# Rows from a figure dataset:

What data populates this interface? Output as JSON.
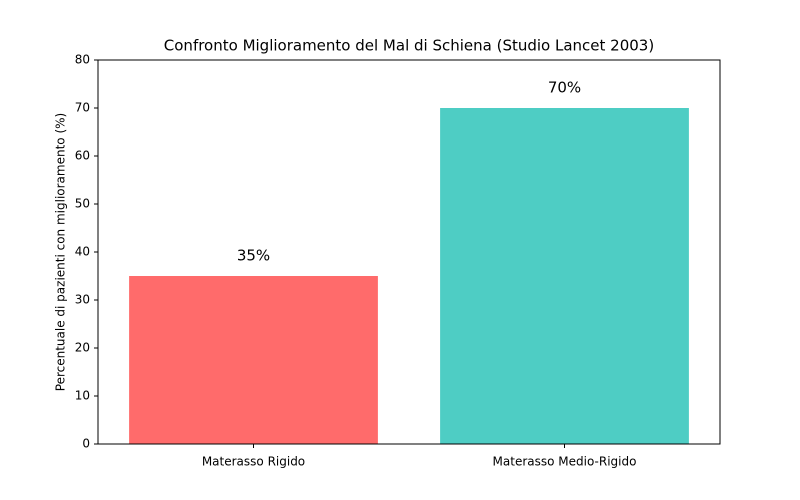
{
  "chart_data": {
    "type": "bar",
    "title": "Confronto Miglioramento del Mal di Schiena (Studio Lancet 2003)",
    "y_label": "Percentuale di pazienti con miglioramento (%)",
    "categories": [
      "Materasso Rigido",
      "Materasso Medio-Rigido"
    ],
    "values": [
      35,
      70
    ],
    "value_labels": [
      "35%",
      "70%"
    ],
    "colors": [
      "#ff6b6b",
      "#4ecdc4"
    ],
    "ylim": [
      0,
      80
    ],
    "yticks": [
      0,
      10,
      20,
      30,
      40,
      50,
      60,
      70,
      80
    ],
    "grid": false
  }
}
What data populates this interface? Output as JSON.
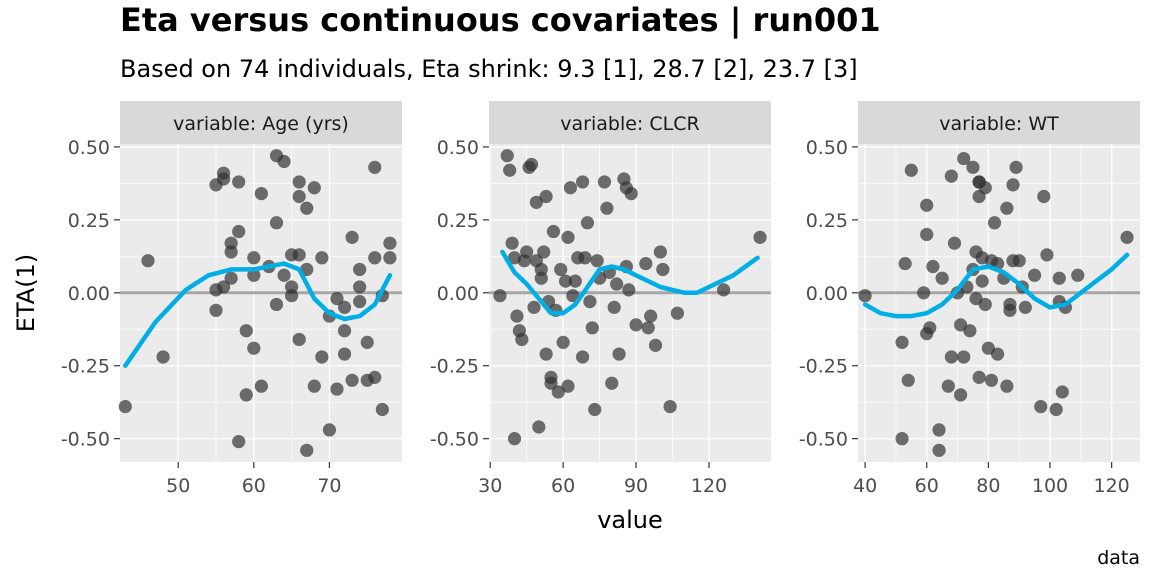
{
  "title": "Eta versus continuous covariates | run001",
  "subtitle": "Based on 74 individuals, Eta shrink: 9.3 [1], 28.7 [2], 23.7 [3]",
  "caption": "data",
  "colors": {
    "panel_bg": "#ebebeb",
    "strip_bg": "#d9d9d9",
    "grid": "#ffffff",
    "point": "#333333",
    "smooth": "#00aee6",
    "zero_line": "#a6a6a6"
  },
  "chart_data": {
    "type": "scatter",
    "xlabel": "value",
    "ylabel": "ETA(1)",
    "ylim": [
      -0.58,
      0.51
    ],
    "yticks": [
      0.5,
      0.25,
      0.0,
      -0.25,
      -0.5
    ],
    "ytick_labels": [
      "0.50",
      "0.25",
      "0.00",
      "-0.25",
      "-0.50"
    ],
    "zero_line": 0,
    "panels": [
      {
        "strip": "variable: Age (yrs)",
        "xlim": [
          42.3,
          79.6
        ],
        "xticks": [
          50,
          60,
          70
        ],
        "xtick_labels": [
          "50",
          "60",
          "70"
        ],
        "points": [
          [
            43,
            -0.39
          ],
          [
            46,
            0.11
          ],
          [
            48,
            -0.22
          ],
          [
            55,
            0.37
          ],
          [
            55,
            0.01
          ],
          [
            55,
            -0.06
          ],
          [
            56,
            0.41
          ],
          [
            56,
            0.39
          ],
          [
            56,
            0.02
          ],
          [
            57,
            0.17
          ],
          [
            57,
            0.14
          ],
          [
            57,
            0.05
          ],
          [
            58,
            0.21
          ],
          [
            58,
            0.38
          ],
          [
            58,
            -0.51
          ],
          [
            59,
            -0.13
          ],
          [
            59,
            -0.35
          ],
          [
            60,
            0.12
          ],
          [
            60,
            -0.19
          ],
          [
            60,
            0.06
          ],
          [
            61,
            0.34
          ],
          [
            61,
            -0.32
          ],
          [
            62,
            0.09
          ],
          [
            63,
            0.47
          ],
          [
            63,
            0.24
          ],
          [
            63,
            -0.04
          ],
          [
            64,
            0.06
          ],
          [
            64,
            0.45
          ],
          [
            65,
            0.13
          ],
          [
            65,
            0.02
          ],
          [
            65,
            -0.01
          ],
          [
            66,
            0.38
          ],
          [
            66,
            0.33
          ],
          [
            66,
            0.13
          ],
          [
            66,
            -0.16
          ],
          [
            67,
            0.29
          ],
          [
            67,
            0.08
          ],
          [
            67,
            -0.54
          ],
          [
            68,
            0.36
          ],
          [
            68,
            -0.32
          ],
          [
            69,
            0.12
          ],
          [
            69,
            -0.22
          ],
          [
            70,
            -0.47
          ],
          [
            70,
            -0.08
          ],
          [
            71,
            -0.02
          ],
          [
            71,
            -0.33
          ],
          [
            72,
            -0.21
          ],
          [
            72,
            -0.05
          ],
          [
            72,
            -0.13
          ],
          [
            73,
            0.19
          ],
          [
            73,
            -0.3
          ],
          [
            74,
            0.08
          ],
          [
            74,
            0.02
          ],
          [
            74,
            -0.03
          ],
          [
            75,
            -0.17
          ],
          [
            75,
            -0.3
          ],
          [
            76,
            0.43
          ],
          [
            76,
            0.12
          ],
          [
            76,
            -0.29
          ],
          [
            77,
            -0.4
          ],
          [
            77,
            -0.01
          ],
          [
            78,
            0.17
          ],
          [
            78,
            0.12
          ]
        ],
        "smooth": [
          [
            43,
            -0.25
          ],
          [
            47,
            -0.1
          ],
          [
            51,
            0.01
          ],
          [
            54,
            0.06
          ],
          [
            57,
            0.08
          ],
          [
            60,
            0.08
          ],
          [
            62,
            0.09
          ],
          [
            64,
            0.1
          ],
          [
            66,
            0.08
          ],
          [
            68,
            -0.02
          ],
          [
            70,
            -0.07
          ],
          [
            72,
            -0.09
          ],
          [
            74,
            -0.08
          ],
          [
            76,
            -0.04
          ],
          [
            78,
            0.06
          ]
        ]
      },
      {
        "strip": "variable: CLCR",
        "xlim": [
          29.5,
          145.5
        ],
        "xticks": [
          30,
          60,
          90,
          120
        ],
        "xtick_labels": [
          "30",
          "60",
          "90",
          "120"
        ],
        "points": [
          [
            34,
            -0.01
          ],
          [
            37,
            0.47
          ],
          [
            38,
            0.42
          ],
          [
            39,
            0.17
          ],
          [
            40,
            0.12
          ],
          [
            40,
            -0.5
          ],
          [
            41,
            -0.08
          ],
          [
            42,
            -0.13
          ],
          [
            43,
            -0.16
          ],
          [
            44,
            0.11
          ],
          [
            45,
            0.14
          ],
          [
            46,
            0.43
          ],
          [
            47,
            0.44
          ],
          [
            48,
            -0.05
          ],
          [
            49,
            0.31
          ],
          [
            49,
            0.11
          ],
          [
            50,
            -0.46
          ],
          [
            51,
            0.08
          ],
          [
            51,
            0.05
          ],
          [
            52,
            0.14
          ],
          [
            53,
            0.33
          ],
          [
            53,
            -0.21
          ],
          [
            54,
            -0.03
          ],
          [
            55,
            -0.31
          ],
          [
            55,
            -0.29
          ],
          [
            56,
            0.21
          ],
          [
            57,
            -0.06
          ],
          [
            58,
            -0.34
          ],
          [
            59,
            0.08
          ],
          [
            60,
            -0.17
          ],
          [
            61,
            0.04
          ],
          [
            62,
            0.19
          ],
          [
            62,
            -0.32
          ],
          [
            63,
            0.36
          ],
          [
            64,
            -0.01
          ],
          [
            65,
            0.04
          ],
          [
            66,
            0.12
          ],
          [
            68,
            0.38
          ],
          [
            68,
            -0.22
          ],
          [
            69,
            0.12
          ],
          [
            70,
            0.24
          ],
          [
            71,
            -0.03
          ],
          [
            72,
            -0.12
          ],
          [
            73,
            -0.4
          ],
          [
            74,
            0.11
          ],
          [
            75,
            0.05
          ],
          [
            77,
            0.38
          ],
          [
            78,
            0.29
          ],
          [
            79,
            0.07
          ],
          [
            80,
            -0.31
          ],
          [
            81,
            -0.05
          ],
          [
            82,
            0.03
          ],
          [
            83,
            -0.21
          ],
          [
            85,
            0.39
          ],
          [
            86,
            0.36
          ],
          [
            86,
            0.09
          ],
          [
            87,
            0.01
          ],
          [
            88,
            0.34
          ],
          [
            90,
            -0.11
          ],
          [
            94,
            0.1
          ],
          [
            95,
            -0.12
          ],
          [
            96,
            -0.08
          ],
          [
            98,
            -0.18
          ],
          [
            100,
            0.14
          ],
          [
            101,
            0.08
          ],
          [
            104,
            -0.39
          ],
          [
            107,
            -0.07
          ],
          [
            126,
            0.01
          ],
          [
            141,
            0.19
          ]
        ],
        "smooth": [
          [
            35,
            0.14
          ],
          [
            40,
            0.07
          ],
          [
            45,
            0.03
          ],
          [
            50,
            -0.02
          ],
          [
            55,
            -0.07
          ],
          [
            60,
            -0.07
          ],
          [
            65,
            -0.04
          ],
          [
            70,
            0.02
          ],
          [
            75,
            0.08
          ],
          [
            80,
            0.09
          ],
          [
            85,
            0.08
          ],
          [
            90,
            0.06
          ],
          [
            95,
            0.04
          ],
          [
            100,
            0.02
          ],
          [
            105,
            0.01
          ],
          [
            110,
            0.0
          ],
          [
            115,
            0.0
          ],
          [
            120,
            0.02
          ],
          [
            125,
            0.04
          ],
          [
            130,
            0.06
          ],
          [
            135,
            0.09
          ],
          [
            140,
            0.12
          ]
        ]
      },
      {
        "strip": "variable: WT",
        "xlim": [
          37.7,
          129.2
        ],
        "xticks": [
          40,
          60,
          80,
          100,
          120
        ],
        "xtick_labels": [
          "40",
          "60",
          "80",
          "100",
          "120"
        ],
        "points": [
          [
            40,
            -0.01
          ],
          [
            52,
            -0.17
          ],
          [
            52,
            -0.5
          ],
          [
            53,
            0.1
          ],
          [
            54,
            -0.3
          ],
          [
            55,
            0.42
          ],
          [
            59,
            0.0
          ],
          [
            60,
            0.3
          ],
          [
            60,
            0.2
          ],
          [
            60,
            -0.14
          ],
          [
            61,
            -0.12
          ],
          [
            62,
            0.09
          ],
          [
            64,
            -0.47
          ],
          [
            64,
            -0.54
          ],
          [
            65,
            0.05
          ],
          [
            67,
            -0.32
          ],
          [
            68,
            -0.22
          ],
          [
            68,
            0.4
          ],
          [
            69,
            0.17
          ],
          [
            70,
            0.0
          ],
          [
            71,
            -0.11
          ],
          [
            71,
            -0.35
          ],
          [
            72,
            0.46
          ],
          [
            72,
            -0.22
          ],
          [
            73,
            0.02
          ],
          [
            74,
            -0.13
          ],
          [
            75,
            0.43
          ],
          [
            75,
            0.08
          ],
          [
            76,
            0.14
          ],
          [
            76,
            -0.02
          ],
          [
            77,
            0.38
          ],
          [
            77,
            0.38
          ],
          [
            77,
            0.33
          ],
          [
            77,
            -0.29
          ],
          [
            78,
            0.12
          ],
          [
            78,
            0.04
          ],
          [
            79,
            0.36
          ],
          [
            79,
            -0.04
          ],
          [
            80,
            -0.19
          ],
          [
            81,
            0.11
          ],
          [
            81,
            -0.3
          ],
          [
            82,
            0.24
          ],
          [
            83,
            -0.21
          ],
          [
            83,
            0.1
          ],
          [
            85,
            0.05
          ],
          [
            86,
            0.29
          ],
          [
            86,
            -0.32
          ],
          [
            87,
            -0.04
          ],
          [
            87,
            -0.06
          ],
          [
            88,
            0.37
          ],
          [
            88,
            0.11
          ],
          [
            89,
            0.43
          ],
          [
            90,
            0.11
          ],
          [
            91,
            0.02
          ],
          [
            92,
            -0.05
          ],
          [
            95,
            0.06
          ],
          [
            97,
            -0.39
          ],
          [
            98,
            0.33
          ],
          [
            99,
            0.13
          ],
          [
            102,
            -0.4
          ],
          [
            103,
            0.05
          ],
          [
            103,
            -0.03
          ],
          [
            104,
            -0.34
          ],
          [
            105,
            -0.05
          ],
          [
            109,
            0.06
          ],
          [
            125,
            0.19
          ]
        ],
        "smooth": [
          [
            40,
            -0.04
          ],
          [
            45,
            -0.07
          ],
          [
            50,
            -0.08
          ],
          [
            55,
            -0.08
          ],
          [
            60,
            -0.07
          ],
          [
            65,
            -0.04
          ],
          [
            70,
            0.01
          ],
          [
            75,
            0.08
          ],
          [
            80,
            0.09
          ],
          [
            85,
            0.07
          ],
          [
            90,
            0.03
          ],
          [
            95,
            -0.02
          ],
          [
            100,
            -0.05
          ],
          [
            105,
            -0.04
          ],
          [
            110,
            0.0
          ],
          [
            115,
            0.04
          ],
          [
            120,
            0.08
          ],
          [
            125,
            0.13
          ]
        ]
      }
    ]
  }
}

# Exercise:
State only how many lines in the material include "Rigido".

# Expected answer:
2